## WHAT YOU NEED TO DO
All lines in which the word "color" occurs are to be extracted.

## ENTRIES SUPPLIED

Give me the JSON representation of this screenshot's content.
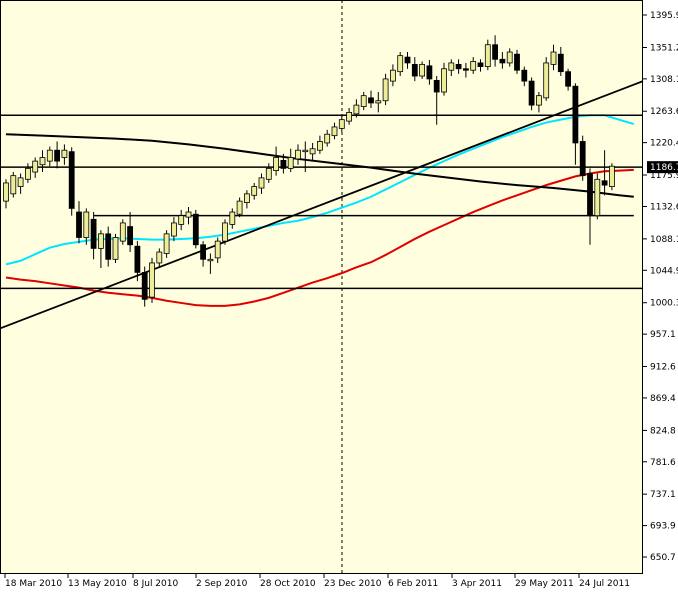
{
  "chart_data": {
    "type": "candlestick",
    "background": "#FFFFE0",
    "candle_up_fill": "#EEEE99",
    "candle_down_fill": "#000000",
    "ylim": [
      650.7,
      1395.9
    ],
    "y_ticks": [
      "1395.9",
      "1351.2",
      "1308.1",
      "1263.6",
      "1220.4",
      "1175.9",
      "1132.6",
      "1088.1",
      "1044.9",
      "1000.3",
      "957.1",
      "912.6",
      "869.4",
      "824.8",
      "781.6",
      "737.1",
      "693.9",
      "650.7"
    ],
    "x_labels": [
      "18 Mar 2010",
      "13 May 2010",
      "8 Jul 2010",
      "2 Sep 2010",
      "28 Oct 2010",
      "23 Dec 2010",
      "6 Feb 2011",
      "3 Apr 2011",
      "29 May 2011",
      "24 Jul 2011"
    ],
    "current_price_label": "1186.7",
    "current_price": 1186.7,
    "period_separator": "23 Dec 2010",
    "candles": [
      [
        1140,
        1165,
        1130,
        1170
      ],
      [
        1150,
        1175,
        1145,
        1180
      ],
      [
        1160,
        1172,
        1150,
        1178
      ],
      [
        1170,
        1185,
        1165,
        1192
      ],
      [
        1180,
        1195,
        1172,
        1200
      ],
      [
        1190,
        1200,
        1180,
        1210
      ],
      [
        1195,
        1210,
        1188,
        1215
      ],
      [
        1210,
        1195,
        1185,
        1222
      ],
      [
        1200,
        1210,
        1190,
        1218
      ],
      [
        1208,
        1130,
        1120,
        1214
      ],
      [
        1125,
        1090,
        1082,
        1140
      ],
      [
        1090,
        1125,
        1080,
        1130
      ],
      [
        1115,
        1075,
        1060,
        1125
      ],
      [
        1075,
        1095,
        1048,
        1100
      ],
      [
        1095,
        1060,
        1050,
        1105
      ],
      [
        1060,
        1090,
        1055,
        1095
      ],
      [
        1085,
        1110,
        1080,
        1115
      ],
      [
        1105,
        1080,
        1070,
        1125
      ],
      [
        1078,
        1042,
        1030,
        1085
      ],
      [
        1042,
        1005,
        995,
        1050
      ],
      [
        1008,
        1055,
        1000,
        1062
      ],
      [
        1055,
        1070,
        1048,
        1075
      ],
      [
        1068,
        1095,
        1062,
        1100
      ],
      [
        1092,
        1110,
        1085,
        1118
      ],
      [
        1108,
        1120,
        1100,
        1128
      ],
      [
        1118,
        1125,
        1108,
        1132
      ],
      [
        1122,
        1080,
        1075,
        1128
      ],
      [
        1080,
        1060,
        1050,
        1085
      ],
      [
        1058,
        1060,
        1040,
        1068
      ],
      [
        1062,
        1085,
        1055,
        1090
      ],
      [
        1085,
        1110,
        1080,
        1115
      ],
      [
        1108,
        1125,
        1102,
        1130
      ],
      [
        1122,
        1140,
        1118,
        1145
      ],
      [
        1138,
        1150,
        1130,
        1155
      ],
      [
        1148,
        1160,
        1142,
        1165
      ],
      [
        1158,
        1172,
        1150,
        1178
      ],
      [
        1170,
        1185,
        1165,
        1192
      ],
      [
        1182,
        1200,
        1175,
        1215
      ],
      [
        1196,
        1185,
        1178,
        1205
      ],
      [
        1185,
        1200,
        1180,
        1212
      ],
      [
        1198,
        1210,
        1190,
        1218
      ],
      [
        1208,
        1210,
        1180,
        1222
      ],
      [
        1205,
        1212,
        1195,
        1220
      ],
      [
        1210,
        1222,
        1205,
        1230
      ],
      [
        1220,
        1232,
        1215,
        1238
      ],
      [
        1230,
        1242,
        1225,
        1248
      ],
      [
        1240,
        1252,
        1235,
        1258
      ],
      [
        1250,
        1262,
        1245,
        1268
      ],
      [
        1260,
        1272,
        1255,
        1280
      ],
      [
        1270,
        1285,
        1265,
        1290
      ],
      [
        1282,
        1275,
        1268,
        1292
      ],
      [
        1275,
        1278,
        1262,
        1290
      ],
      [
        1278,
        1308,
        1272,
        1315
      ],
      [
        1305,
        1320,
        1298,
        1328
      ],
      [
        1318,
        1340,
        1312,
        1345
      ],
      [
        1338,
        1330,
        1322,
        1345
      ],
      [
        1328,
        1312,
        1305,
        1338
      ],
      [
        1312,
        1328,
        1308,
        1332
      ],
      [
        1326,
        1308,
        1300,
        1334
      ],
      [
        1306,
        1290,
        1245,
        1312
      ],
      [
        1290,
        1322,
        1285,
        1330
      ],
      [
        1320,
        1330,
        1312,
        1335
      ],
      [
        1328,
        1322,
        1315,
        1335
      ],
      [
        1322,
        1320,
        1310,
        1330
      ],
      [
        1320,
        1332,
        1315,
        1338
      ],
      [
        1330,
        1325,
        1318,
        1335
      ],
      [
        1325,
        1355,
        1320,
        1362
      ],
      [
        1355,
        1335,
        1325,
        1368
      ],
      [
        1335,
        1330,
        1322,
        1345
      ],
      [
        1330,
        1345,
        1325,
        1350
      ],
      [
        1342,
        1320,
        1315,
        1348
      ],
      [
        1320,
        1305,
        1298,
        1325
      ],
      [
        1305,
        1272,
        1265,
        1310
      ],
      [
        1272,
        1285,
        1262,
        1290
      ],
      [
        1282,
        1330,
        1278,
        1338
      ],
      [
        1328,
        1345,
        1320,
        1355
      ],
      [
        1342,
        1318,
        1312,
        1352
      ],
      [
        1318,
        1298,
        1292,
        1322
      ],
      [
        1298,
        1220,
        1190,
        1302
      ],
      [
        1222,
        1175,
        1168,
        1230
      ],
      [
        1178,
        1120,
        1080,
        1185
      ],
      [
        1120,
        1170,
        1115,
        1178
      ],
      [
        1168,
        1162,
        1148,
        1210
      ],
      [
        1160,
        1188,
        1155,
        1192
      ]
    ],
    "series": [
      {
        "color": "#00E5FF",
        "width": 2,
        "points": [
          [
            0,
            1053
          ],
          [
            2,
            1058
          ],
          [
            4,
            1067
          ],
          [
            6,
            1076
          ],
          [
            8,
            1081
          ],
          [
            10,
            1084
          ],
          [
            12,
            1087
          ],
          [
            14,
            1088
          ],
          [
            16,
            1089
          ],
          [
            18,
            1088
          ],
          [
            20,
            1087
          ],
          [
            22,
            1087
          ],
          [
            24,
            1088
          ],
          [
            26,
            1089
          ],
          [
            28,
            1091
          ],
          [
            30,
            1094
          ],
          [
            32,
            1098
          ],
          [
            34,
            1102
          ],
          [
            36,
            1106
          ],
          [
            38,
            1110
          ],
          [
            40,
            1113
          ],
          [
            42,
            1118
          ],
          [
            44,
            1124
          ],
          [
            46,
            1131
          ],
          [
            48,
            1138
          ],
          [
            50,
            1146
          ],
          [
            52,
            1156
          ],
          [
            54,
            1166
          ],
          [
            56,
            1176
          ],
          [
            58,
            1186
          ],
          [
            60,
            1195
          ],
          [
            62,
            1204
          ],
          [
            64,
            1212
          ],
          [
            66,
            1220
          ],
          [
            68,
            1228
          ],
          [
            70,
            1235
          ],
          [
            72,
            1242
          ],
          [
            74,
            1248
          ],
          [
            76,
            1252
          ],
          [
            78,
            1256
          ],
          [
            80,
            1258
          ],
          [
            82,
            1258
          ],
          [
            84,
            1252
          ],
          [
            86,
            1246
          ]
        ]
      },
      {
        "color": "#E00000",
        "width": 2,
        "points": [
          [
            0,
            1035
          ],
          [
            2,
            1032
          ],
          [
            4,
            1030
          ],
          [
            6,
            1027
          ],
          [
            8,
            1024
          ],
          [
            10,
            1021
          ],
          [
            12,
            1017
          ],
          [
            14,
            1014
          ],
          [
            16,
            1012
          ],
          [
            18,
            1010
          ],
          [
            20,
            1007
          ],
          [
            22,
            1003
          ],
          [
            24,
            1000
          ],
          [
            26,
            997
          ],
          [
            28,
            996
          ],
          [
            30,
            996
          ],
          [
            32,
            998
          ],
          [
            34,
            1002
          ],
          [
            36,
            1007
          ],
          [
            38,
            1014
          ],
          [
            40,
            1021
          ],
          [
            42,
            1028
          ],
          [
            44,
            1034
          ],
          [
            46,
            1041
          ],
          [
            48,
            1049
          ],
          [
            50,
            1056
          ],
          [
            52,
            1066
          ],
          [
            54,
            1077
          ],
          [
            56,
            1088
          ],
          [
            58,
            1098
          ],
          [
            60,
            1107
          ],
          [
            62,
            1116
          ],
          [
            64,
            1125
          ],
          [
            66,
            1133
          ],
          [
            68,
            1141
          ],
          [
            70,
            1148
          ],
          [
            72,
            1155
          ],
          [
            74,
            1162
          ],
          [
            76,
            1168
          ],
          [
            78,
            1174
          ],
          [
            80,
            1178
          ],
          [
            82,
            1181
          ],
          [
            84,
            1182
          ],
          [
            86,
            1183
          ]
        ]
      },
      {
        "color": "#000000",
        "width": 2,
        "points": [
          [
            0,
            1232
          ],
          [
            5,
            1230
          ],
          [
            10,
            1228
          ],
          [
            15,
            1226
          ],
          [
            20,
            1223
          ],
          [
            25,
            1218
          ],
          [
            30,
            1212
          ],
          [
            35,
            1205
          ],
          [
            40,
            1198
          ],
          [
            45,
            1192
          ],
          [
            50,
            1186
          ],
          [
            55,
            1179
          ],
          [
            60,
            1173
          ],
          [
            65,
            1167
          ],
          [
            70,
            1162
          ],
          [
            75,
            1158
          ],
          [
            80,
            1153
          ],
          [
            84,
            1148
          ],
          [
            86,
            1146
          ]
        ]
      }
    ],
    "horizontal_lines": [
      1186.7,
      1120,
      1020,
      1258
    ],
    "support_segments": [
      [
        12,
        1120,
        86,
        1120
      ]
    ],
    "trendline": [
      [
        -1,
        965
      ],
      [
        86,
        1305
      ]
    ]
  }
}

## WRITTEN RESPONSE
        "color": "#00E5FF",
        "color": "#E00000",
        "color": "#000000",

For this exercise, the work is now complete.